■ The request ■
Copy all lines below containing "color".
________________________________________
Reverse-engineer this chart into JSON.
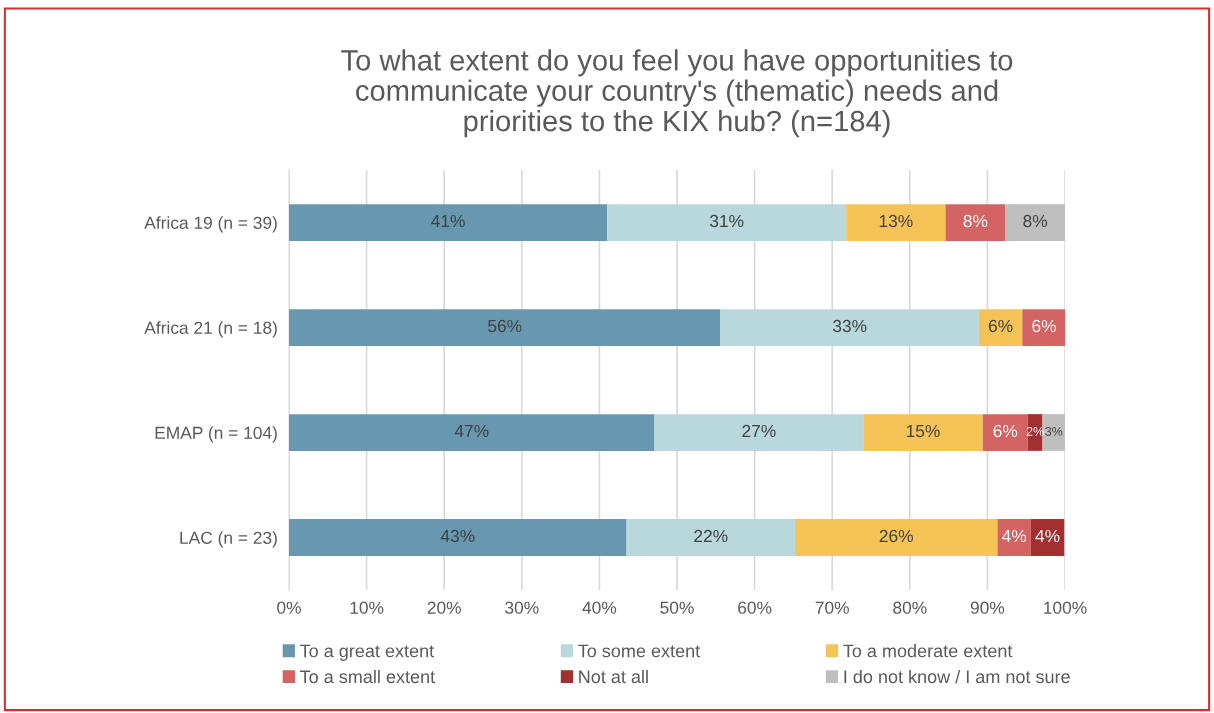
{
  "chart_data": {
    "type": "bar",
    "orientation": "horizontal",
    "stacked": true,
    "title": "To what extent do you feel you have opportunities to\ncommunicate your country's (thematic) needs and\npriorities to the KIX hub? (n=184)",
    "categories": [
      "Africa 19 (n = 39)",
      "Africa 21 (n = 18)",
      "EMAP (n = 104)",
      "LAC (n = 23)"
    ],
    "xlim": [
      0,
      100
    ],
    "xticks": [
      {
        "value": 0,
        "label": "0%"
      },
      {
        "value": 10,
        "label": "10%"
      },
      {
        "value": 20,
        "label": "20%"
      },
      {
        "value": 30,
        "label": "30%"
      },
      {
        "value": 40,
        "label": "40%"
      },
      {
        "value": 50,
        "label": "50%"
      },
      {
        "value": 60,
        "label": "60%"
      },
      {
        "value": 70,
        "label": "70%"
      },
      {
        "value": 80,
        "label": "80%"
      },
      {
        "value": 90,
        "label": "90%"
      },
      {
        "value": 100,
        "label": "100%"
      }
    ],
    "grid": "x",
    "legend": "bottom",
    "series": [
      {
        "name": "To a great extent",
        "color": "#6798b0",
        "values": [
          41.0,
          55.6,
          47.1,
          43.5
        ],
        "value_labels": [
          "41%",
          "56%",
          "47%",
          "43%"
        ]
      },
      {
        "name": "To some extent",
        "color": "#b9d8db",
        "values": [
          30.8,
          33.3,
          26.9,
          21.7
        ],
        "value_labels": [
          "31%",
          "33%",
          "27%",
          "22%"
        ]
      },
      {
        "name": "To a moderate extent",
        "color": "#f6c357",
        "values": [
          12.8,
          5.6,
          15.4,
          26.1
        ],
        "value_labels": [
          "13%",
          "6%",
          "15%",
          "26%"
        ]
      },
      {
        "name": "To a small extent",
        "color": "#d46363",
        "values": [
          7.7,
          5.6,
          5.8,
          4.3
        ],
        "value_labels": [
          "8%",
          "6%",
          "6%",
          "4%"
        ]
      },
      {
        "name": "Not at all",
        "color": "#a33030",
        "values": [
          0,
          0,
          1.9,
          4.3
        ],
        "value_labels": [
          null,
          null,
          "2%",
          "4%"
        ]
      },
      {
        "name": "I do not know / I am not sure",
        "color": "#bfbfbf",
        "values": [
          7.7,
          0,
          2.9,
          0
        ],
        "value_labels": [
          "8%",
          null,
          "3%",
          null
        ]
      }
    ]
  }
}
________________________________________
■ Full solution ■
        "color": "#6798b0",
        "color": "#b9d8db",
        "color": "#f6c357",
        "color": "#d46363",
        "color": "#a33030",
        "color": "#bfbfbf",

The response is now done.